▸ PROMPT: Type out the material below exactly.

▸ PROVIDED MATERIAL:
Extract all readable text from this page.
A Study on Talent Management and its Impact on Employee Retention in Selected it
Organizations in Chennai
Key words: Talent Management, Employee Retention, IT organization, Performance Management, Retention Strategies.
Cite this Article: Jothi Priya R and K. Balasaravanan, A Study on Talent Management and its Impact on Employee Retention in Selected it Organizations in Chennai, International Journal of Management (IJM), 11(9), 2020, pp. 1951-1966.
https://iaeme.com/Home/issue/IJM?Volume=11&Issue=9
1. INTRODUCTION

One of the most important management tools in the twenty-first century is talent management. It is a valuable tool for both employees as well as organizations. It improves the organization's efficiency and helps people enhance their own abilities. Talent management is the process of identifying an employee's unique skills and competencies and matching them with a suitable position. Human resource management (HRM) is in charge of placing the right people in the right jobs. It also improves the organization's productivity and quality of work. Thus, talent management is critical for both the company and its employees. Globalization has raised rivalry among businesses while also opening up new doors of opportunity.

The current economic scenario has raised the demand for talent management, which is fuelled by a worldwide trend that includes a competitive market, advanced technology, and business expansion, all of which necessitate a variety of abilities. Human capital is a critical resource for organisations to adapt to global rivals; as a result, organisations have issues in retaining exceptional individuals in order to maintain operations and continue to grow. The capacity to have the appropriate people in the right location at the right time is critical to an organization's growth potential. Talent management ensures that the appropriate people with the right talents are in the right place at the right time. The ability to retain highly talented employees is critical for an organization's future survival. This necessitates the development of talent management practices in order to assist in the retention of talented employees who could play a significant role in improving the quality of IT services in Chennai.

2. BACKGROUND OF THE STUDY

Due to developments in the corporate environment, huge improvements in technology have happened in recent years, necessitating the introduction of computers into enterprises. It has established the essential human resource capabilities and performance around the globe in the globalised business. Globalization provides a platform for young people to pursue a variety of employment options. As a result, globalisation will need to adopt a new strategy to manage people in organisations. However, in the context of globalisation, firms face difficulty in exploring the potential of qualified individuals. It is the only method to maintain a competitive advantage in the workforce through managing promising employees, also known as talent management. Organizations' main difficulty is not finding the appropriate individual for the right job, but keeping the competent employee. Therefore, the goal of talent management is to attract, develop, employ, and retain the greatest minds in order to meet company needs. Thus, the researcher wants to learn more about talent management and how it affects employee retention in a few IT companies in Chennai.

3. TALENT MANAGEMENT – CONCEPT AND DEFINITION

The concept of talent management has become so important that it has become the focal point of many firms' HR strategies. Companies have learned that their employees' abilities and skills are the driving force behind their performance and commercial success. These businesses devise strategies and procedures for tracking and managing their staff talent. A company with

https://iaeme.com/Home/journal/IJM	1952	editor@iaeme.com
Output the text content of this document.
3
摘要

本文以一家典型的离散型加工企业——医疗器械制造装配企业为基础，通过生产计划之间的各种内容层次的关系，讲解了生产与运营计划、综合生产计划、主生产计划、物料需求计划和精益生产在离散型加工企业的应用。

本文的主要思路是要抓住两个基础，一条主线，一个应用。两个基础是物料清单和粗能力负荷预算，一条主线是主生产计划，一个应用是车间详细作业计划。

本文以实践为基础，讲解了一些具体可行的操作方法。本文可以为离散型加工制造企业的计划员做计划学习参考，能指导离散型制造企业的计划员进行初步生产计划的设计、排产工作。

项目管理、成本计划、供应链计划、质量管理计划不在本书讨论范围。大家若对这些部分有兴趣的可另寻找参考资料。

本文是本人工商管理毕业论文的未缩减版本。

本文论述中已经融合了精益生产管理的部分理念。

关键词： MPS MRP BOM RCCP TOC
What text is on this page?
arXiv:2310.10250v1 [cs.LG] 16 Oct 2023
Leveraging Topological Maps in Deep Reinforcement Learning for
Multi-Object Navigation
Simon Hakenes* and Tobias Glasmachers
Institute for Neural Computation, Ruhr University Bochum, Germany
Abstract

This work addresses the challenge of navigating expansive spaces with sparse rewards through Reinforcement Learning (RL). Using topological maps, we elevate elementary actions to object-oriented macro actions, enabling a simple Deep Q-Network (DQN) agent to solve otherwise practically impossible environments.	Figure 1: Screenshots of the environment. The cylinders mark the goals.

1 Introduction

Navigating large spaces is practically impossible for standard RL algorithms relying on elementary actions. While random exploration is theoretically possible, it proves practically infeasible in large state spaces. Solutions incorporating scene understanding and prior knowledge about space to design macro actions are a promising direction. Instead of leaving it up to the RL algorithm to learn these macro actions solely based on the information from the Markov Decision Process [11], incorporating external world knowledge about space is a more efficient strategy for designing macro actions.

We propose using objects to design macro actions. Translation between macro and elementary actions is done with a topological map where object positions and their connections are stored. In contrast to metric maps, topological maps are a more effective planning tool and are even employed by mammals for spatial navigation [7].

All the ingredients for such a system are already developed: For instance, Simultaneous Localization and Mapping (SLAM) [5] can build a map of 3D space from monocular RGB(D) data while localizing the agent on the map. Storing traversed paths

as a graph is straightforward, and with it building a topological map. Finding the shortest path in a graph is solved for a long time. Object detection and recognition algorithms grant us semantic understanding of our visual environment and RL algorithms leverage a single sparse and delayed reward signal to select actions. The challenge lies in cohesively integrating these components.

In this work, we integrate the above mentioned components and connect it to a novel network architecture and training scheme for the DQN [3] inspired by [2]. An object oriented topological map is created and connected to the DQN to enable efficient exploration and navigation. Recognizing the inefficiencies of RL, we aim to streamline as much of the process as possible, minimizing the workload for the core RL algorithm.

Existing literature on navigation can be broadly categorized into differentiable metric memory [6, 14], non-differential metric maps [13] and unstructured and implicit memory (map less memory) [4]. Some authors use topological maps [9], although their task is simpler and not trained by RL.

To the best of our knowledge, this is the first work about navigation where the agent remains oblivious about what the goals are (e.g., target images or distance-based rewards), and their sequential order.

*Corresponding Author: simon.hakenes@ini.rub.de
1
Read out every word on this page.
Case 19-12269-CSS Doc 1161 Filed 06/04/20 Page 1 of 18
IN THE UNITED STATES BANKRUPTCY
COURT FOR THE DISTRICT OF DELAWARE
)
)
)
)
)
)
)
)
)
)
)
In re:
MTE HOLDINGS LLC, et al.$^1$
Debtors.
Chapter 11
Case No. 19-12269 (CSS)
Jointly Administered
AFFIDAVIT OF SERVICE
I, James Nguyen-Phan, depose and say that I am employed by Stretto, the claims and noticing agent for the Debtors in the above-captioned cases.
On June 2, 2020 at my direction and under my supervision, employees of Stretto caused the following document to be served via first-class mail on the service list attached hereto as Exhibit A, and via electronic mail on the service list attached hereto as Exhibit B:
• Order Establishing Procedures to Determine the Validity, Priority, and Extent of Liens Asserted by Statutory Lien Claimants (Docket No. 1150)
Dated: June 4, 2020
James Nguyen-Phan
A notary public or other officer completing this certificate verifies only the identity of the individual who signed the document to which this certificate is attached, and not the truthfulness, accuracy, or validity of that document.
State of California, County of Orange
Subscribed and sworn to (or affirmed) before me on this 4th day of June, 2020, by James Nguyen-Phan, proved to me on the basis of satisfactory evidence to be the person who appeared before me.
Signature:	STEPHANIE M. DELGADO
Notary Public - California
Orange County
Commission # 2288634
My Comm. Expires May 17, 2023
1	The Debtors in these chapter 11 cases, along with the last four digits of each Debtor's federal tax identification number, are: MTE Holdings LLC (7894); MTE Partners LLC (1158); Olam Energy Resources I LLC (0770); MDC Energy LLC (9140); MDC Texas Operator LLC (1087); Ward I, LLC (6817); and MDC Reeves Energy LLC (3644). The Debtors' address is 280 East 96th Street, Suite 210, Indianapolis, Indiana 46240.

▸ CORRECT RESULT:
Extract all readable text from this page.
A Study on Talent Management and its Impact on Employee Retention in Selected it
Organizations in Chennai
Key words: Talent Management, Employee Retention, IT organization, Performance Management, Retention Strategies.
Cite this Article: Jothi Priya R and K. Balasaravanan, A Study on Talent Management and its Impact on Employee Retention in Selected it Organizations in Chennai, International Journal of Management (IJM), 11(9), 2020, pp. 1951-1966.
https://iaeme.com/Home/issue/IJM?Volume=11&Issue=9
1. INTRODUCTION

One of the most important management tools in the twenty-first century is talent management. It is a valuable tool for both employees as well as organizations. It improves the organization's efficiency and helps people enhance their own abilities. Talent management is the process of identifying an employee's unique skills and competencies and matching them with a suitable position. Human resource management (HRM) is in charge of placing the right people in the right jobs. It also improves the organization's productivity and quality of work. Thus, talent management is critical for both the company and its employees. Globalization has raised rivalry among businesses while also opening up new doors of opportunity.

The current economic scenario has raised the demand for talent management, which is fuelled by a worldwide trend that includes a competitive market, advanced technology, and business expansion, all of which necessitate a variety of abilities. Human capital is a critical resource for organisations to adapt to global rivals; as a result, organisations have issues in retaining exceptional individuals in order to maintain operations and continue to grow. The capacity to have the appropriate people in the right location at the right time is critical to an organization's growth potential. Talent management ensures that the appropriate people with the right talents are in the right place at the right time. The ability to retain highly talented employees is critical for an organization's future survival. This necessitates the development of talent management practices in order to assist in the retention of talented employees who could play a significant role in improving the quality of IT services in Chennai.

2. BACKGROUND OF THE STUDY

Due to developments in the corporate environment, huge improvements in technology have happened in recent years, necessitating the introduction of computers into enterprises. It has established the essential human resource capabilities and performance around the globe in the globalised business. Globalization provides a platform for young people to pursue a variety of employment options. As a result, globalisation will need to adopt a new strategy to manage people in organisations. However, in the context of globalisation, firms face difficulty in exploring the potential of qualified individuals. It is the only method to maintain a competitive advantage in the workforce through managing promising employees, also known as talent management. Organizations' main difficulty is not finding the appropriate individual for the right job, but keeping the competent employee. Therefore, the goal of talent management is to attract, develop, employ, and retain the greatest minds in order to meet company needs. Thus, the researcher wants to learn more about talent management and how it affects employee retention in a few IT companies in Chennai.

3. TALENT MANAGEMENT – CONCEPT AND DEFINITION

The concept of talent management has become so important that it has become the focal point of many firms' HR strategies. Companies have learned that their employees' abilities and skills are the driving force behind their performance and commercial success. These businesses devise strategies and procedures for tracking and managing their staff talent. A company with

https://iaeme.com/Home/journal/IJM	1952	editor@iaeme.com
Output the text content of this document.
3
摘要

本文以一家典型的离散型加工企业——医疗器械制造装配企业为基础，通过生产计划之间的各种内容层次的关系，讲解了生产与运营计划、综合生产计划、主生产计划、物料需求计划和精益生产在离散型加工企业的应用。

本文的主要思路是要抓住两个基础，一条主线，一个应用。两个基础是物料清单和粗能力负荷预算，一条主线是主生产计划，一个应用是车间详细作业计划。

本文以实践为基础，讲解了一些具体可行的操作方法。本文可以为离散型加工制造企业的计划员做计划学习参考，能指导离散型制造企业的计划员进行初步生产计划的设计、排产工作。

项目管理、成本计划、供应链计划、质量管理计划不在本书讨论范围。大家若对这些部分有兴趣的可另寻找参考资料。

本文是本人工商管理毕业论文的未缩减版本。

本文论述中已经融合了精益生产管理的部分理念。

关键词： MPS MRP BOM RCCP TOC
What text is on this page?
arXiv:2310.10250v1 [cs.LG] 16 Oct 2023
Leveraging Topological Maps in Deep Reinforcement Learning for
Multi-Object Navigation
Simon Hakenes* and Tobias Glasmachers
Institute for Neural Computation, Ruhr University Bochum, Germany
Abstract

This work addresses the challenge of navigating expansive spaces with sparse rewards through Reinforcement Learning (RL). Using topological maps, we elevate elementary actions to object-oriented macro actions, enabling a simple Deep Q-Network (DQN) agent to solve otherwise practically impossible environments.	Figure 1: Screenshots of the environment. The cylinders mark the goals.

1 Introduction

Navigating large spaces is practically impossible for standard RL algorithms relying on elementary actions. While random exploration is theoretically possible, it proves practically infeasible in large state spaces. Solutions incorporating scene understanding and prior knowledge about space to design macro actions are a promising direction. Instead of leaving it up to the RL algorithm to learn these macro actions solely based on the information from the Markov Decision Process [11], incorporating external world knowledge about space is a more efficient strategy for designing macro actions.

We propose using objects to design macro actions. Translation between macro and elementary actions is done with a topological map where object positions and their connections are stored. In contrast to metric maps, topological maps are a more effective planning tool and are even employed by mammals for spatial navigation [7].

All the ingredients for such a system are already developed: For instance, Simultaneous Localization and Mapping (SLAM) [5] can build a map of 3D space from monocular RGB(D) data while localizing the agent on the map. Storing traversed paths

as a graph is straightforward, and with it building a topological map. Finding the shortest path in a graph is solved for a long time. Object detection and recognition algorithms grant us semantic understanding of our visual environment and RL algorithms leverage a single sparse and delayed reward signal to select actions. The challenge lies in cohesively integrating these components.

In this work, we integrate the above mentioned components and connect it to a novel network architecture and training scheme for the DQN [3] inspired by [2]. An object oriented topological map is created and connected to the DQN to enable efficient exploration and navigation. Recognizing the inefficiencies of RL, we aim to streamline as much of the process as possible, minimizing the workload for the core RL algorithm.

Existing literature on navigation can be broadly categorized into differentiable metric memory [6, 14], non-differential metric maps [13] and unstructured and implicit memory (map less memory) [4]. Some authors use topological maps [9], although their task is simpler and not trained by RL.

To the best of our knowledge, this is the first work about navigation where the agent remains oblivious about what the goals are (e.g., target images or distance-based rewards), and their sequential order.

*Corresponding Author: simon.hakenes@ini.rub.de
1
Read out every word on this page.
Case 19-12269-CSS Doc 1161 Filed 06/04/20 Page 1 of 18
IN THE UNITED STATES BANKRUPTCY
COURT FOR THE DISTRICT OF DELAWARE
)
)
)
)
)
)
)
)
)
)
)
In re:
MTE HOLDINGS LLC, et al.$^1$
Debtors.
Chapter 11
Case No. 19-12269 (CSS)
Jointly Administered
AFFIDAVIT OF SERVICE
I, James Nguyen-Phan, depose and say that I am employed by Stretto, the claims and noticing agent for the Debtors in the above-captioned cases.
On June 2, 2020 at my direction and under my supervision, employees of Stretto caused the following document to be served via first-class mail on the service list attached hereto as Exhibit A, and via electronic mail on the service list attached hereto as Exhibit B:
• Order Establishing Procedures to Determine the Validity, Priority, and Extent of Liens Asserted by Statutory Lien Claimants (Docket No. 1150)
Dated: June 4, 2020
James Nguyen-Phan
A notary public or other officer completing this certificate verifies only the identity of the individual who signed the document to which this certificate is attached, and not the truthfulness, accuracy, or validity of that document.
State of California, County of Orange
Subscribed and sworn to (or affirmed) before me on this 4th day of June, 2020, by James Nguyen-Phan, proved to me on the basis of satisfactory evidence to be the person who appeared before me.
Signature:	STEPHANIE M. DELGADO
Notary Public - California
Orange County
Commission # 2288634
My Comm. Expires May 17, 2023
1	The Debtors in these chapter 11 cases, along with the last four digits of each Debtor's federal tax identification number, are: MTE Holdings LLC (7894); MTE Partners LLC (1158); Olam Energy Resources I LLC (0770); MDC Energy LLC (9140); MDC Texas Operator LLC (1087); Ward I, LLC (6817); and MDC Reeves Energy LLC (3644). The Debtors' address is 280 East 96th Street, Suite 210, Indianapolis, Indiana 46240.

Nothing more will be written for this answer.